Saved data entries
┏━━

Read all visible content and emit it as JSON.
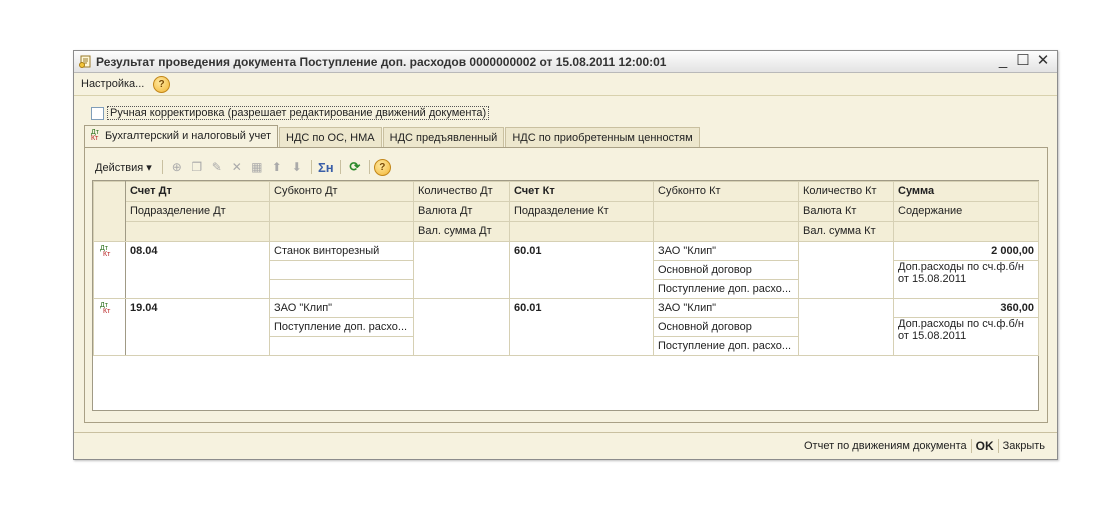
{
  "window": {
    "title": "Результат проведения документа Поступление доп. расходов 0000000002 от 15.08.2011 12:00:01",
    "controls": [
      "_",
      "☐",
      "✕"
    ]
  },
  "menu": {
    "settings": "Настройка...",
    "help": "?"
  },
  "checkbox": {
    "label": "Ручная корректировка (разрешает редактирование движений документа)",
    "checked": false
  },
  "tabs": [
    {
      "label": "Бухгалтерский и налоговый учет",
      "active": true,
      "icon": "dt-kt-icon"
    },
    {
      "label": "НДС по ОС, НМА"
    },
    {
      "label": "НДС предъявленный"
    },
    {
      "label": "НДС по приобретенным ценностям"
    }
  ],
  "toolbar": {
    "actions": "Действия ▾",
    "sum": "Σн",
    "refresh": "⟳",
    "help": "?"
  },
  "table": {
    "header_row1": [
      "Счет Дт",
      "Субконто Дт",
      "Количество Дт",
      "Счет Кт",
      "Субконто Кт",
      "Количество Кт",
      "Сумма"
    ],
    "header_row2": [
      "Подразделение Дт",
      "",
      "Валюта Дт",
      "Подразделение Кт",
      "",
      "Валюта Кт",
      "Содержание"
    ],
    "header_row3": [
      "",
      "",
      "Вал. сумма Дт",
      "",
      "",
      "Вал. сумма Кт",
      ""
    ],
    "rows": [
      {
        "icon": "Дт Кт",
        "schet_dt": "08.04",
        "subkonto_dt": [
          "Станок винторезный",
          "",
          ""
        ],
        "schet_kt": "60.01",
        "subkonto_kt": [
          "ЗАО \"Клип\"",
          "Основной договор",
          "Поступление доп. расхо..."
        ],
        "summa": "2 000,00",
        "soderzhanie": "Доп.расходы по сч.ф.б/н от 15.08.2011"
      },
      {
        "icon": "Дт Кт",
        "schet_dt": "19.04",
        "subkonto_dt": [
          "ЗАО \"Клип\"",
          "Поступление доп. расхо...",
          ""
        ],
        "schet_kt": "60.01",
        "subkonto_kt": [
          "ЗАО \"Клип\"",
          "Основной договор",
          "Поступление доп. расхо..."
        ],
        "summa": "360,00",
        "soderzhanie": "Доп.расходы по сч.ф.б/н от 15.08.2011"
      }
    ]
  },
  "footer": {
    "report": "Отчет по движениям документа",
    "ok": "OK",
    "close": "Закрыть"
  }
}
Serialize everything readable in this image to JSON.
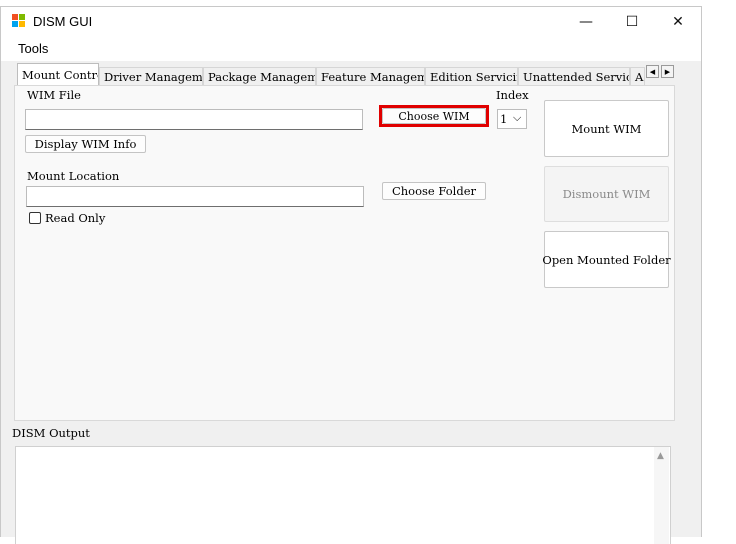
{
  "window": {
    "title": "DISM GUI",
    "controls": {
      "minimize": "—",
      "maximize": "☐",
      "close": "✕"
    }
  },
  "menu": {
    "items": [
      "Tools"
    ]
  },
  "tabs": [
    {
      "label": "Mount Control",
      "active": true
    },
    {
      "label": "Driver Management"
    },
    {
      "label": "Package Management"
    },
    {
      "label": "Feature Management"
    },
    {
      "label": "Edition Servicing"
    },
    {
      "label": "Unattended Servicing"
    },
    {
      "label": "A"
    }
  ],
  "tab_scroll": {
    "left": "◀",
    "right": "▶"
  },
  "mount_control": {
    "wim_file_label": "WIM File",
    "wim_file_value": "",
    "choose_wim": "Choose WIM",
    "index_label": "Index",
    "index_value": "1",
    "index_arrow": "⌵",
    "display_wim_info": "Display WIM Info",
    "mount_location_label": "Mount Location",
    "mount_location_value": "",
    "choose_folder": "Choose Folder",
    "read_only": "Read Only",
    "read_only_checked": false,
    "mount_wim": "Mount WIM",
    "dismount_wim": "Dismount WIM",
    "open_mounted_folder": "Open Mounted Folder"
  },
  "output": {
    "label": "DISM Output",
    "scroll_up": "▲",
    "value": ""
  },
  "colors": {
    "highlight": "#e00000",
    "panel": "#f9f9f9",
    "window": "#f0f0f0"
  }
}
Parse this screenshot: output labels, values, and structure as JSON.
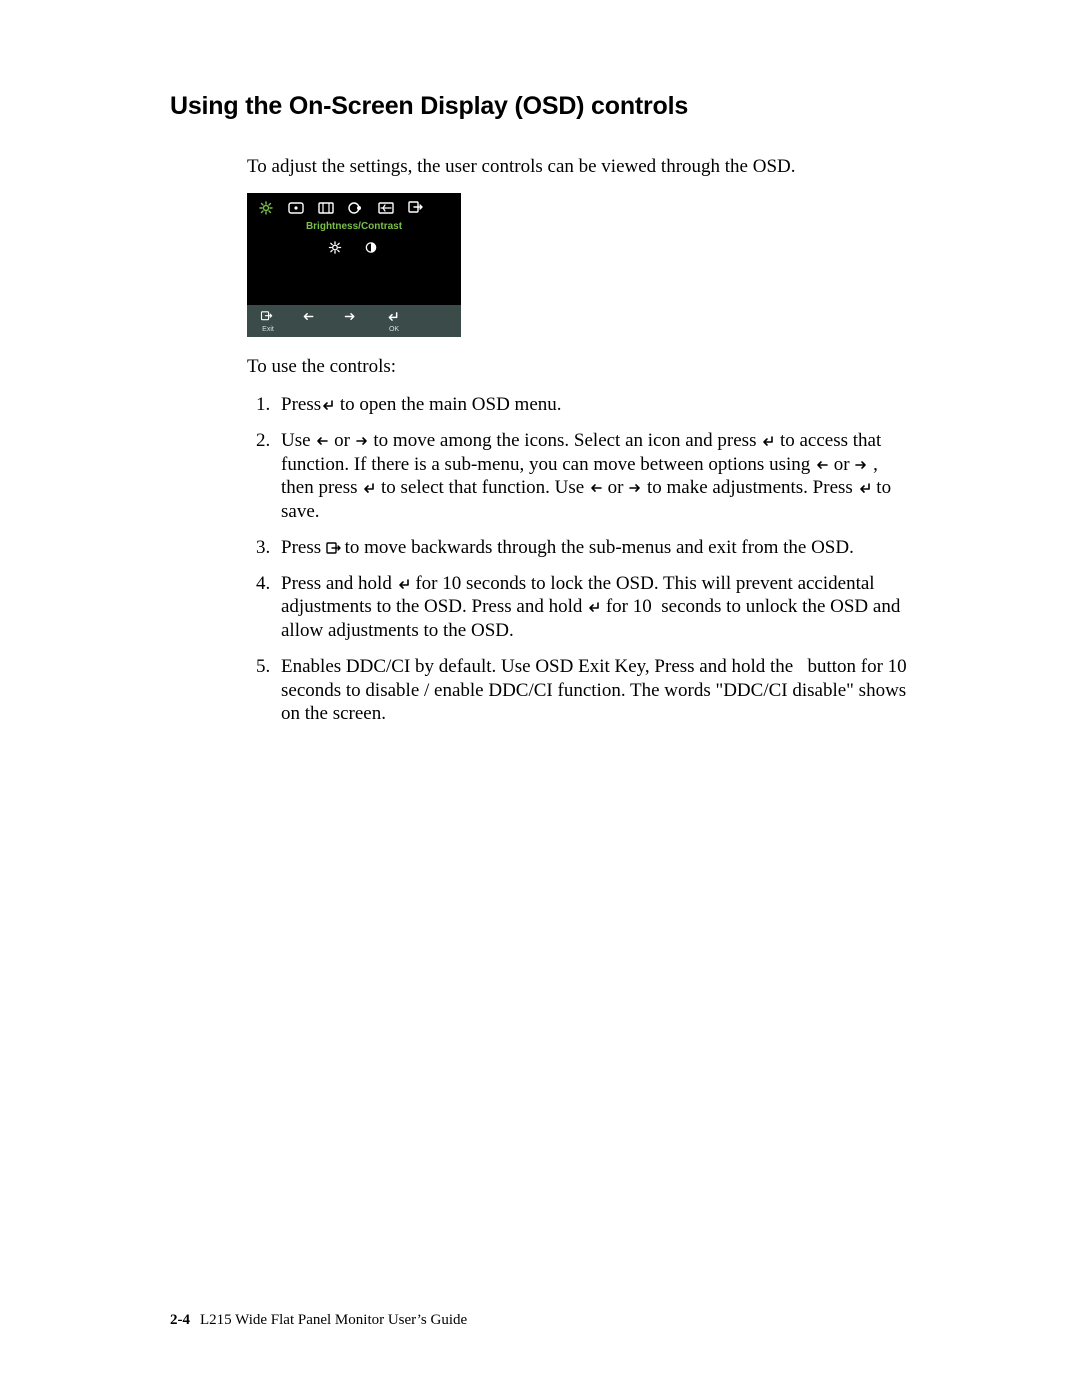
{
  "heading": "Using the On-Screen Display (OSD) controls",
  "intro": "To adjust the settings, the user controls can be viewed through the OSD.",
  "osd": {
    "title": "Brightness/Contrast",
    "bottom": {
      "exit": "Exit",
      "ok": "OK"
    }
  },
  "lead": "To use the controls:",
  "steps": {
    "s1a": "Press",
    "s1b": " to open the main OSD menu.",
    "s2a": "Use ",
    "s2b": " or ",
    "s2c": " to move among the icons. Select an icon and press ",
    "s2d": " to access that function. If there is a sub-menu, you can move between options using ",
    "s2e": " or ",
    "s2f": " , then press ",
    "s2g": " to select that function. Use ",
    "s2h": " or ",
    "s2i": " to make adjustments. Press ",
    "s2j": " to save.",
    "s3a": "Press ",
    "s3b": " to move backwards through the sub-menus and exit from the OSD.",
    "s4a": "Press and hold ",
    "s4b": " for 10 seconds to lock the OSD. This will prevent accidental adjustments to the OSD. Press and hold ",
    "s4c": " for 10  seconds to unlock the OSD and allow adjustments to the OSD.",
    "s5": "Enables DDC/CI by default. Use OSD Exit Key, Press and hold the   button for 10 seconds to disable / enable DDC/CI function. The words \"DDC/CI disable\" shows on the screen."
  },
  "footer": {
    "page": "2-4",
    "title": "L215 Wide Flat Panel Monitor User’s Guide"
  }
}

┗━━

Task: Copy out all the entries exactly. Images stay out of the copy.

Solution for this problem:
Read all visible content and emit it as JSON.
{
  "window": {
    "title": "Результат проведения документа Поступление доп. расходов 0000000002 от 15.08.2011 12:00:01",
    "controls": [
      "_",
      "☐",
      "✕"
    ]
  },
  "menu": {
    "settings": "Настройка...",
    "help": "?"
  },
  "checkbox": {
    "label": "Ручная корректировка (разрешает редактирование движений документа)",
    "checked": false
  },
  "tabs": [
    {
      "label": "Бухгалтерский и налоговый учет",
      "active": true,
      "icon": "dt-kt-icon"
    },
    {
      "label": "НДС по ОС, НМА"
    },
    {
      "label": "НДС предъявленный"
    },
    {
      "label": "НДС по приобретенным ценностям"
    }
  ],
  "toolbar": {
    "actions": "Действия ▾",
    "sum": "Σн",
    "refresh": "⟳",
    "help": "?"
  },
  "table": {
    "header_row1": [
      "Счет Дт",
      "Субконто Дт",
      "Количество Дт",
      "Счет Кт",
      "Субконто Кт",
      "Количество Кт",
      "Сумма"
    ],
    "header_row2": [
      "Подразделение Дт",
      "",
      "Валюта Дт",
      "Подразделение Кт",
      "",
      "Валюта Кт",
      "Содержание"
    ],
    "header_row3": [
      "",
      "",
      "Вал. сумма Дт",
      "",
      "",
      "Вал. сумма Кт",
      ""
    ],
    "rows": [
      {
        "icon": "Дт Кт",
        "schet_dt": "08.04",
        "subkonto_dt": [
          "Станок винторезный",
          "",
          ""
        ],
        "schet_kt": "60.01",
        "subkonto_kt": [
          "ЗАО \"Клип\"",
          "Основной договор",
          "Поступление доп. расхо..."
        ],
        "summa": "2 000,00",
        "soderzhanie": "Доп.расходы по сч.ф.б/н от 15.08.2011"
      },
      {
        "icon": "Дт Кт",
        "schet_dt": "19.04",
        "subkonto_dt": [
          "ЗАО \"Клип\"",
          "Поступление доп. расхо...",
          ""
        ],
        "schet_kt": "60.01",
        "subkonto_kt": [
          "ЗАО \"Клип\"",
          "Основной договор",
          "Поступление доп. расхо..."
        ],
        "summa": "360,00",
        "soderzhanie": "Доп.расходы по сч.ф.б/н от 15.08.2011"
      }
    ]
  },
  "footer": {
    "report": "Отчет по движениям документа",
    "ok": "OK",
    "close": "Закрыть"
  }
}
Serialize everything readable in this image to JSON.
{
  "window": {
    "title": "DISM GUI",
    "controls": {
      "minimize": "—",
      "maximize": "☐",
      "close": "✕"
    }
  },
  "menu": {
    "items": [
      "Tools"
    ]
  },
  "tabs": [
    {
      "label": "Mount Control",
      "active": true
    },
    {
      "label": "Driver Management"
    },
    {
      "label": "Package Management"
    },
    {
      "label": "Feature Management"
    },
    {
      "label": "Edition Servicing"
    },
    {
      "label": "Unattended Servicing"
    },
    {
      "label": "A"
    }
  ],
  "tab_scroll": {
    "left": "◀",
    "right": "▶"
  },
  "mount_control": {
    "wim_file_label": "WIM File",
    "wim_file_value": "",
    "choose_wim": "Choose WIM",
    "index_label": "Index",
    "index_value": "1",
    "index_arrow": "⌵",
    "display_wim_info": "Display WIM Info",
    "mount_location_label": "Mount Location",
    "mount_location_value": "",
    "choose_folder": "Choose Folder",
    "read_only": "Read Only",
    "read_only_checked": false,
    "mount_wim": "Mount WIM",
    "dismount_wim": "Dismount WIM",
    "open_mounted_folder": "Open Mounted Folder"
  },
  "output": {
    "label": "DISM Output",
    "scroll_up": "▲",
    "value": ""
  },
  "colors": {
    "highlight": "#e00000",
    "panel": "#f9f9f9",
    "window": "#f0f0f0"
  }
}
Parse this screenshot: output labels, values, and structure as JSON.
{
  "heading": "Using the On-Screen Display (OSD) controls",
  "intro": "To adjust the settings, the user controls can be viewed through the OSD.",
  "osd": {
    "title": "Brightness/Contrast",
    "bottom": {
      "exit": "Exit",
      "ok": "OK"
    }
  },
  "lead": "To use the controls:",
  "steps": {
    "s1a": "Press",
    "s1b": " to open the main OSD menu.",
    "s2a": "Use ",
    "s2b": " or ",
    "s2c": " to move among the icons. Select an icon and press ",
    "s2d": " to access that function. If there is a sub-menu, you can move between options using ",
    "s2e": " or ",
    "s2f": " , then press ",
    "s2g": " to select that function. Use ",
    "s2h": " or ",
    "s2i": " to make adjustments. Press ",
    "s2j": " to save.",
    "s3a": "Press ",
    "s3b": " to move backwards through the sub-menus and exit from the OSD.",
    "s4a": "Press and hold ",
    "s4b": " for 10 seconds to lock the OSD. This will prevent accidental adjustments to the OSD. Press and hold ",
    "s4c": " for 10  seconds to unlock the OSD and allow adjustments to the OSD.",
    "s5": "Enables DDC/CI by default. Use OSD Exit Key, Press and hold the   button for 10 seconds to disable / enable DDC/CI function. The words \"DDC/CI disable\" shows on the screen."
  },
  "footer": {
    "page": "2-4",
    "title": "L215 Wide Flat Panel Monitor User’s Guide"
  }
}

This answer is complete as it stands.